## begin GIVEN INFORMATION
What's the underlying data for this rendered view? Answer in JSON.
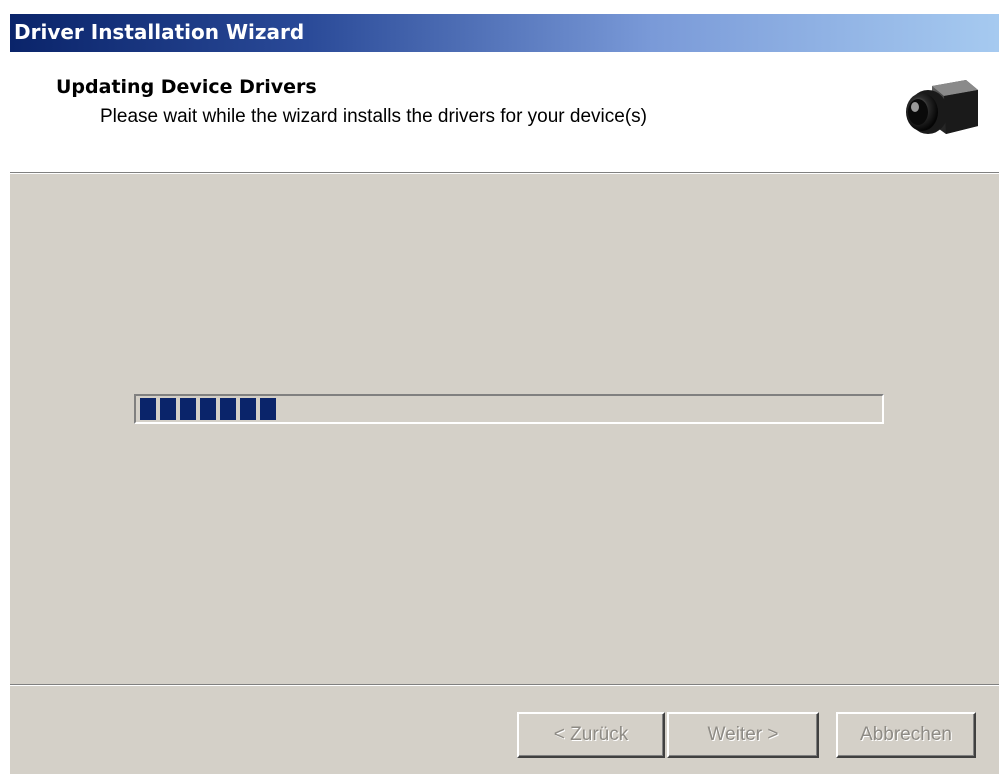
{
  "window": {
    "title": "Driver Installation Wizard"
  },
  "header": {
    "title": "Updating Device Drivers",
    "subtitle": "Please wait while the wizard installs the drivers for your device(s)",
    "icon": "camera-icon"
  },
  "progress": {
    "filled_blocks": 7,
    "color": "#0a246a"
  },
  "buttons": {
    "back_label": "< Zurück",
    "next_label": "Weiter >",
    "cancel_label": "Abbrechen"
  },
  "colors": {
    "titlebar_start": "#0a246a",
    "titlebar_end": "#a6caf0",
    "dialog_face": "#d4d0c8",
    "disabled_text": "#8e8b85"
  }
}
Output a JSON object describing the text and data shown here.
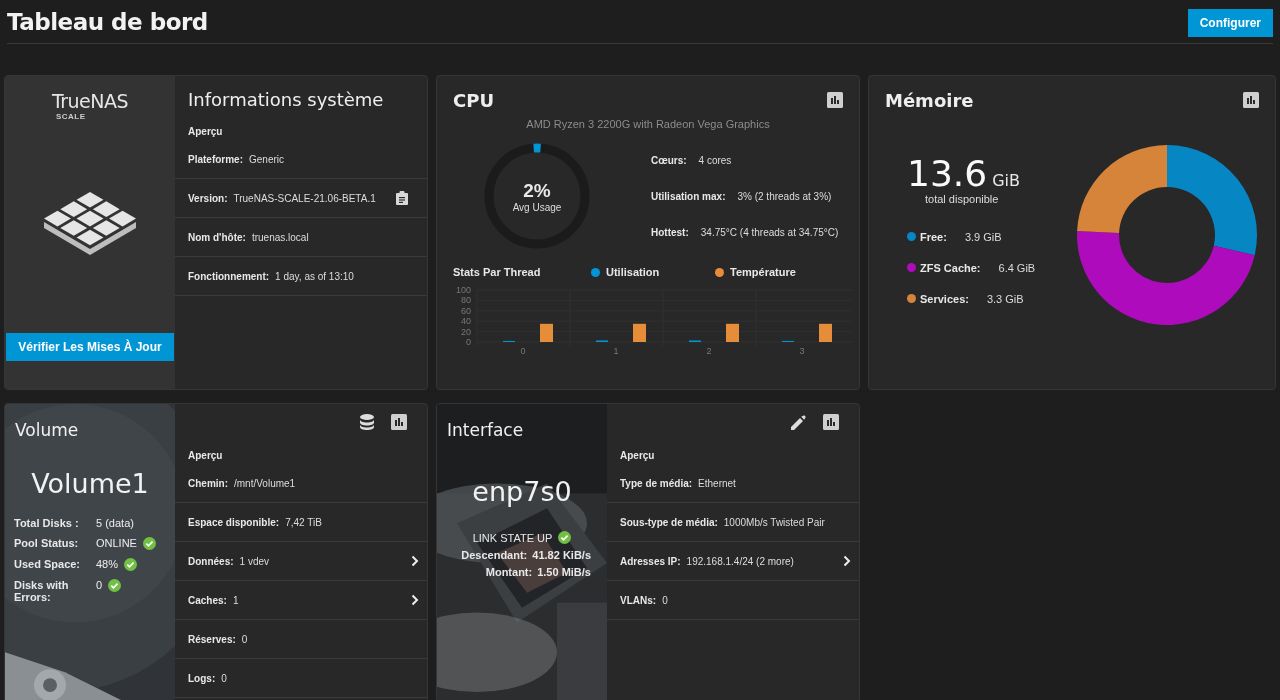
{
  "header": {
    "title": "Tableau de bord",
    "configure_button": "Configurer"
  },
  "system": {
    "logo_name": "TrueNAS",
    "logo_edition": "SCALE",
    "update_button": "Vérifier Les Mises À Jour",
    "title": "Informations système",
    "section": "Aperçu",
    "rows": [
      {
        "kind": "plain",
        "label": "Plateforme:",
        "value": "Generic"
      },
      {
        "kind": "copy",
        "label": "Version:",
        "value": "TrueNAS-SCALE-21.06-BETA.1"
      },
      {
        "kind": "plain",
        "label": "Nom d'hôte:",
        "value": "truenas.local"
      },
      {
        "kind": "plain",
        "label": "Fonctionnement:",
        "value": "1 day, as of 13:10"
      }
    ]
  },
  "cpu": {
    "title": "CPU",
    "model": "AMD Ryzen 3 2200G with Radeon Vega Graphics",
    "gauge": {
      "value": "2%",
      "caption": "Avg Usage",
      "level": 0.02
    },
    "stats": [
      {
        "label": "Cœurs:",
        "value": "4 cores"
      },
      {
        "label": "Utilisation max:",
        "value": "3%  (2 threads at 3%)"
      },
      {
        "label": "Hottest:",
        "value": "34.75°C  (4 threads at 34.75°C)"
      }
    ],
    "chart_data": {
      "type": "bar",
      "title": "Stats Par Thread",
      "legend": "top",
      "categories": [
        "0",
        "1",
        "2",
        "3"
      ],
      "ylim": [
        0,
        100
      ],
      "yticks": [
        0,
        20,
        40,
        60,
        80,
        100
      ],
      "series": [
        {
          "name": "Utilisation",
          "color": "#0095d5",
          "values": [
            2,
            3,
            3,
            2
          ]
        },
        {
          "name": "Température",
          "color": "#e68d3a",
          "values": [
            35,
            35,
            35,
            35
          ]
        }
      ]
    }
  },
  "memory": {
    "title": "Mémoire",
    "total": "13.6",
    "unit": "GiB",
    "caption": "total disponible",
    "legend": [
      {
        "label": "Free:",
        "value": "3.9 GiB",
        "color": "#0686c2"
      },
      {
        "label": "ZFS Cache:",
        "value": "6.4 GiB",
        "color": "#ae0bbc"
      },
      {
        "label": "Services:",
        "value": "3.3 GiB",
        "color": "#d6843a"
      }
    ],
    "chart_data": {
      "type": "donut",
      "series": [
        {
          "values": [
            28.6,
            47.1,
            24.3
          ],
          "colors": [
            "#0686c2",
            "#ae0bbc",
            "#d6843a"
          ]
        }
      ]
    }
  },
  "volume": {
    "title": "Volume",
    "name": "Volume1",
    "stats": [
      {
        "label": "Total Disks :",
        "value": "5 (data)",
        "ok": false
      },
      {
        "label": "Pool Status:",
        "value": "ONLINE",
        "ok": true
      },
      {
        "label": "Used Space:",
        "value": "48%",
        "ok": true
      },
      {
        "label": "Disks with Errors:",
        "value": "0",
        "ok": true
      }
    ],
    "section": "Aperçu",
    "rows": [
      {
        "kind": "plain",
        "label": "Chemin:",
        "value": "/mnt/Volume1"
      },
      {
        "kind": "plain",
        "label": "Espace disponible:",
        "value": "7,42  TiB"
      },
      {
        "kind": "link",
        "label": "Données:",
        "value": "1 vdev"
      },
      {
        "kind": "link",
        "label": "Caches:",
        "value": "1"
      },
      {
        "kind": "plain",
        "label": "Réserves:",
        "value": "0"
      },
      {
        "kind": "plain",
        "label": "Logs:",
        "value": "0"
      }
    ]
  },
  "interface": {
    "title": "Interface",
    "name": "enp7s0",
    "link_state": "LINK STATE UP",
    "link_ok": true,
    "traffic": [
      {
        "label": "Descendant:",
        "value": "41.82 KiB/s"
      },
      {
        "label": "Montant:",
        "value": "1.50 MiB/s"
      }
    ],
    "section": "Aperçu",
    "rows": [
      {
        "kind": "plain",
        "label": "Type de média:",
        "value": "Ethernet"
      },
      {
        "kind": "plain",
        "label": "Sous-type de média:",
        "value": "1000Mb/s Twisted Pair"
      },
      {
        "kind": "link",
        "label": "Adresses IP:",
        "value": "192.168.1.4/24  (2 more)"
      },
      {
        "kind": "plain",
        "label": "VLANs:",
        "value": "0"
      }
    ]
  }
}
## end GIVEN INFORMATION
• **PROBLEM DETAILS**
Exclude the pictures and repeat every other part of the records word for word.

• **PROBLEM SOLUTION**
What's the underlying data for this rendered view? Answer in JSON.
{
  "window": {
    "title": "Driver Installation Wizard"
  },
  "header": {
    "title": "Updating Device Drivers",
    "subtitle": "Please wait while the wizard installs the drivers for your device(s)",
    "icon": "camera-icon"
  },
  "progress": {
    "filled_blocks": 7,
    "color": "#0a246a"
  },
  "buttons": {
    "back_label": "< Zurück",
    "next_label": "Weiter >",
    "cancel_label": "Abbrechen"
  },
  "colors": {
    "titlebar_start": "#0a246a",
    "titlebar_end": "#a6caf0",
    "dialog_face": "#d4d0c8",
    "disabled_text": "#8e8b85"
  }
}
Output a JSON object describing the text and data shown here.
{
  "header": {
    "title": "Tableau de bord",
    "configure_button": "Configurer"
  },
  "system": {
    "logo_name": "TrueNAS",
    "logo_edition": "SCALE",
    "update_button": "Vérifier Les Mises À Jour",
    "title": "Informations système",
    "section": "Aperçu",
    "rows": [
      {
        "kind": "plain",
        "label": "Plateforme:",
        "value": "Generic"
      },
      {
        "kind": "copy",
        "label": "Version:",
        "value": "TrueNAS-SCALE-21.06-BETA.1"
      },
      {
        "kind": "plain",
        "label": "Nom d'hôte:",
        "value": "truenas.local"
      },
      {
        "kind": "plain",
        "label": "Fonctionnement:",
        "value": "1 day, as of 13:10"
      }
    ]
  },
  "cpu": {
    "title": "CPU",
    "model": "AMD Ryzen 3 2200G with Radeon Vega Graphics",
    "gauge": {
      "value": "2%",
      "caption": "Avg Usage",
      "level": 0.02
    },
    "stats": [
      {
        "label": "Cœurs:",
        "value": "4 cores"
      },
      {
        "label": "Utilisation max:",
        "value": "3%  (2 threads at 3%)"
      },
      {
        "label": "Hottest:",
        "value": "34.75°C  (4 threads at 34.75°C)"
      }
    ],
    "chart_data": {
      "type": "bar",
      "title": "Stats Par Thread",
      "legend": "top",
      "categories": [
        "0",
        "1",
        "2",
        "3"
      ],
      "ylim": [
        0,
        100
      ],
      "yticks": [
        0,
        20,
        40,
        60,
        80,
        100
      ],
      "series": [
        {
          "name": "Utilisation",
          "color": "#0095d5",
          "values": [
            2,
            3,
            3,
            2
          ]
        },
        {
          "name": "Température",
          "color": "#e68d3a",
          "values": [
            35,
            35,
            35,
            35
          ]
        }
      ]
    }
  },
  "memory": {
    "title": "Mémoire",
    "total": "13.6",
    "unit": "GiB",
    "caption": "total disponible",
    "legend": [
      {
        "label": "Free:",
        "value": "3.9 GiB",
        "color": "#0686c2"
      },
      {
        "label": "ZFS Cache:",
        "value": "6.4 GiB",
        "color": "#ae0bbc"
      },
      {
        "label": "Services:",
        "value": "3.3 GiB",
        "color": "#d6843a"
      }
    ],
    "chart_data": {
      "type": "donut",
      "series": [
        {
          "values": [
            28.6,
            47.1,
            24.3
          ],
          "colors": [
            "#0686c2",
            "#ae0bbc",
            "#d6843a"
          ]
        }
      ]
    }
  },
  "volume": {
    "title": "Volume",
    "name": "Volume1",
    "stats": [
      {
        "label": "Total Disks :",
        "value": "5 (data)",
        "ok": false
      },
      {
        "label": "Pool Status:",
        "value": "ONLINE",
        "ok": true
      },
      {
        "label": "Used Space:",
        "value": "48%",
        "ok": true
      },
      {
        "label": "Disks with Errors:",
        "value": "0",
        "ok": true
      }
    ],
    "section": "Aperçu",
    "rows": [
      {
        "kind": "plain",
        "label": "Chemin:",
        "value": "/mnt/Volume1"
      },
      {
        "kind": "plain",
        "label": "Espace disponible:",
        "value": "7,42  TiB"
      },
      {
        "kind": "link",
        "label": "Données:",
        "value": "1 vdev"
      },
      {
        "kind": "link",
        "label": "Caches:",
        "value": "1"
      },
      {
        "kind": "plain",
        "label": "Réserves:",
        "value": "0"
      },
      {
        "kind": "plain",
        "label": "Logs:",
        "value": "0"
      }
    ]
  },
  "interface": {
    "title": "Interface",
    "name": "enp7s0",
    "link_state": "LINK STATE UP",
    "link_ok": true,
    "traffic": [
      {
        "label": "Descendant:",
        "value": "41.82 KiB/s"
      },
      {
        "label": "Montant:",
        "value": "1.50 MiB/s"
      }
    ],
    "section": "Aperçu",
    "rows": [
      {
        "kind": "plain",
        "label": "Type de média:",
        "value": "Ethernet"
      },
      {
        "kind": "plain",
        "label": "Sous-type de média:",
        "value": "1000Mb/s Twisted Pair"
      },
      {
        "kind": "link",
        "label": "Adresses IP:",
        "value": "192.168.1.4/24  (2 more)"
      },
      {
        "kind": "plain",
        "label": "VLANs:",
        "value": "0"
      }
    ]
  }
}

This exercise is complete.